**Extracted records**
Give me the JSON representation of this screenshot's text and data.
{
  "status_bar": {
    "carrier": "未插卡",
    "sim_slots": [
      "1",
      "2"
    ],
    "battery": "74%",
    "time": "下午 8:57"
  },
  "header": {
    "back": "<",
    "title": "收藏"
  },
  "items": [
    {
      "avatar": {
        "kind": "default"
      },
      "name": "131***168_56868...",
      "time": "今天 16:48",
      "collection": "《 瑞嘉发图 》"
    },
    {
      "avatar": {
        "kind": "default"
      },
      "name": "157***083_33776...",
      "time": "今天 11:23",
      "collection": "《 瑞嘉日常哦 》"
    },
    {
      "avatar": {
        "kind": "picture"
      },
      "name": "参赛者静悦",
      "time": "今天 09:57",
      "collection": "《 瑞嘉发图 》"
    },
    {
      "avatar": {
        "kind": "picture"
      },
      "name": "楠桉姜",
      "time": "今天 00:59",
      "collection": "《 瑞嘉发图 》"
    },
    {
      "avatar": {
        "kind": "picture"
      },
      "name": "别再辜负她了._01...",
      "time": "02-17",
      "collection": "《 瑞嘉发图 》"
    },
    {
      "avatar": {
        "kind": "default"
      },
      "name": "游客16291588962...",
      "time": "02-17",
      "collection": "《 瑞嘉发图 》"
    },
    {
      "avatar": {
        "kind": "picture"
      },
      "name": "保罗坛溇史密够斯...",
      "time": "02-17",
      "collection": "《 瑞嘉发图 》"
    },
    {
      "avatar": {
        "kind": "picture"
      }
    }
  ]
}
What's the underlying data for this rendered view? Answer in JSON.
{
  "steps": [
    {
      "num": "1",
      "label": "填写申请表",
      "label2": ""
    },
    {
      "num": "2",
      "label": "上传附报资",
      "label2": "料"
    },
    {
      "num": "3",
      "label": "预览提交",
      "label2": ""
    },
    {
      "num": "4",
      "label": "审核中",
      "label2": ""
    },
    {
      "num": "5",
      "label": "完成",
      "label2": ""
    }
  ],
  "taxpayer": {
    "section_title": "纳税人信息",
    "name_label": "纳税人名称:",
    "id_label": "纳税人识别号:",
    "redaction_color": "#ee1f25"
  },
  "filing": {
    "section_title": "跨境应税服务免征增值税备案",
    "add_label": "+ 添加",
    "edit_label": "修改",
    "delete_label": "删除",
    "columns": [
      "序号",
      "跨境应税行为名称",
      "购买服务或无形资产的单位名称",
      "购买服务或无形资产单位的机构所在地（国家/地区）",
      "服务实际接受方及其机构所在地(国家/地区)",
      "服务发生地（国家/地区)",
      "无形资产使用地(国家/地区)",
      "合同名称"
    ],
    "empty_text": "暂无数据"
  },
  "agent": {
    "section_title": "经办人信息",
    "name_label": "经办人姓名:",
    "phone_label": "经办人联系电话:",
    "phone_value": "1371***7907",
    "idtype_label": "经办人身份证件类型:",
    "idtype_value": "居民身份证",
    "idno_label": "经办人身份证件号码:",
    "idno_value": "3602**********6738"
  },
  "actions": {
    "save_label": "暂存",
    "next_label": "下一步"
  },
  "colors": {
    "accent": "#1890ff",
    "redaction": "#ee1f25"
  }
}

**What is required**
Return the lines of the records that include the string "JSON".

**Final result**
Give me the JSON representation of this screenshot's text and data.
What's the underlying data for this rendered view? Answer in JSON.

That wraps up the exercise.